What you will do: Return the full listing exactly as it is written.
::: Data in this exercise :::
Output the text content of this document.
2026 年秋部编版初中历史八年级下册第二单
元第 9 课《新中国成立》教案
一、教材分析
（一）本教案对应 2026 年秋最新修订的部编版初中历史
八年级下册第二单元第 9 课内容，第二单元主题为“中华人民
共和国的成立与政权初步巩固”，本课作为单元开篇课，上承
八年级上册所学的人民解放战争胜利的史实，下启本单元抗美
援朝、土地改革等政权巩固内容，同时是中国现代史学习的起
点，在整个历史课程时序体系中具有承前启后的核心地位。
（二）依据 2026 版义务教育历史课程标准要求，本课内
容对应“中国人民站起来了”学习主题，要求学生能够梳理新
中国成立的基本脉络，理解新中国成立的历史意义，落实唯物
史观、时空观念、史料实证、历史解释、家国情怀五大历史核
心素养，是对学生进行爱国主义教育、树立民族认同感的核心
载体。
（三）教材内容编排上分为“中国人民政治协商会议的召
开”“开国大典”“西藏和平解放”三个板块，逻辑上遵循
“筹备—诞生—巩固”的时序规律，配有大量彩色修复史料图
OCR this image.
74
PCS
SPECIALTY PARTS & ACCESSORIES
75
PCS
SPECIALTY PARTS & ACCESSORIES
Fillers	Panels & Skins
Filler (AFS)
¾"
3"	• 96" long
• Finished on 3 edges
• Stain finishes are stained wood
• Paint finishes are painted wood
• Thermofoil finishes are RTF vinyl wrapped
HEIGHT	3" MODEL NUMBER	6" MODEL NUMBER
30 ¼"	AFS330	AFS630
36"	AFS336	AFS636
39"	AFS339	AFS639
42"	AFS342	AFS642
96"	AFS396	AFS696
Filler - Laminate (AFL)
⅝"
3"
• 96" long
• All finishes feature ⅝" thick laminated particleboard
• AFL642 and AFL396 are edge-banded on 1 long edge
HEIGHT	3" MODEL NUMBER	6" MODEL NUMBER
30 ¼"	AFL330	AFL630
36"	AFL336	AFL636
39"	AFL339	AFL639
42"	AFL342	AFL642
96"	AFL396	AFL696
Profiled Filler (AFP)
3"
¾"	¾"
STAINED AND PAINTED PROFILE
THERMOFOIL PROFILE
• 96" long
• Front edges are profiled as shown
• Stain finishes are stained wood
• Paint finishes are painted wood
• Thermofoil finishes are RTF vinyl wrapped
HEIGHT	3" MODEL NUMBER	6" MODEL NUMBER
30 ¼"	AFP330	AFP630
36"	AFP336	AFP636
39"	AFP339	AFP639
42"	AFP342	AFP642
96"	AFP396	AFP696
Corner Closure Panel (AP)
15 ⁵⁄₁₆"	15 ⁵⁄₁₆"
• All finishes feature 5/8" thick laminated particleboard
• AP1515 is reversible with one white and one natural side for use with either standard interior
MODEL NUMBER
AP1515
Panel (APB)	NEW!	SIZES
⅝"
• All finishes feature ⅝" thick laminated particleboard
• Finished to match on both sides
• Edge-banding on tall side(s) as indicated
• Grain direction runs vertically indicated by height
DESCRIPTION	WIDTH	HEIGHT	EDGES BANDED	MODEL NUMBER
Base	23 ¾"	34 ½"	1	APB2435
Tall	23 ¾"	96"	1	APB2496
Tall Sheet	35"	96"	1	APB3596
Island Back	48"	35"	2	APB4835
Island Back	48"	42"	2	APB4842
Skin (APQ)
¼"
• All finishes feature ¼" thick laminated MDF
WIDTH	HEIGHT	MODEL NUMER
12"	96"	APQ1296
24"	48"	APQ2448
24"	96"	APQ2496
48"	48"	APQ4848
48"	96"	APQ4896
:::
Full answer:
Output the text content of this document.
2026 年秋部编版初中历史八年级下册第二单
元第 9 课《新中国成立》教案
一、教材分析
（一）本教案对应 2026 年秋最新修订的部编版初中历史
八年级下册第二单元第 9 课内容，第二单元主题为“中华人民
共和国的成立与政权初步巩固”，本课作为单元开篇课，上承
八年级上册所学的人民解放战争胜利的史实，下启本单元抗美
援朝、土地改革等政权巩固内容，同时是中国现代史学习的起
点，在整个历史课程时序体系中具有承前启后的核心地位。
（二）依据 2026 版义务教育历史课程标准要求，本课内
容对应“中国人民站起来了”学习主题，要求学生能够梳理新
中国成立的基本脉络，理解新中国成立的历史意义，落实唯物
史观、时空观念、史料实证、历史解释、家国情怀五大历史核
心素养，是对学生进行爱国主义教育、树立民族认同感的核心
载体。
（三）教材内容编排上分为“中国人民政治协商会议的召
开”“开国大典”“西藏和平解放”三个板块，逻辑上遵循
“筹备—诞生—巩固”的时序规律，配有大量彩色修复史料图
OCR this image.
74
PCS
SPECIALTY PARTS & ACCESSORIES
75
PCS
SPECIALTY PARTS & ACCESSORIES
Fillers	Panels & Skins
Filler (AFS)
¾"
3"	• 96" long
• Finished on 3 edges
• Stain finishes are stained wood
• Paint finishes are painted wood
• Thermofoil finishes are RTF vinyl wrapped
HEIGHT	3" MODEL NUMBER	6" MODEL NUMBER
30 ¼"	AFS330	AFS630
36"	AFS336	AFS636
39"	AFS339	AFS639
42"	AFS342	AFS642
96"	AFS396	AFS696
Filler - Laminate (AFL)
⅝"
3"
• 96" long
• All finishes feature ⅝" thick laminated particleboard
• AFL642 and AFL396 are edge-banded on 1 long edge
HEIGHT	3" MODEL NUMBER	6" MODEL NUMBER
30 ¼"	AFL330	AFL630
36"	AFL336	AFL636
39"	AFL339	AFL639
42"	AFL342	AFL642
96"	AFL396	AFL696
Profiled Filler (AFP)
3"
¾"	¾"
STAINED AND PAINTED PROFILE
THERMOFOIL PROFILE
• 96" long
• Front edges are profiled as shown
• Stain finishes are stained wood
• Paint finishes are painted wood
• Thermofoil finishes are RTF vinyl wrapped
HEIGHT	3" MODEL NUMBER	6" MODEL NUMBER
30 ¼"	AFP330	AFP630
36"	AFP336	AFP636
39"	AFP339	AFP639
42"	AFP342	AFP642
96"	AFP396	AFP696
Corner Closure Panel (AP)
15 ⁵⁄₁₆"	15 ⁵⁄₁₆"
• All finishes feature 5/8" thick laminated particleboard
• AP1515 is reversible with one white and one natural side for use with either standard interior
MODEL NUMBER
AP1515
Panel (APB)	NEW!	SIZES
⅝"
• All finishes feature ⅝" thick laminated particleboard
• Finished to match on both sides
• Edge-banding on tall side(s) as indicated
• Grain direction runs vertically indicated by height
DESCRIPTION	WIDTH	HEIGHT	EDGES BANDED	MODEL NUMBER
Base	23 ¾"	34 ½"	1	APB2435
Tall	23 ¾"	96"	1	APB2496
Tall Sheet	35"	96"	1	APB3596
Island Back	48"	35"	2	APB4835
Island Back	48"	42"	2	APB4842
Skin (APQ)
¼"
• All finishes feature ¼" thick laminated MDF
WIDTH	HEIGHT	MODEL NUMER
12"	96"	APQ1296
24"	48"	APQ2448
24"	96"	APQ2496
48"	48"	APQ4848
48"	96"	APQ4896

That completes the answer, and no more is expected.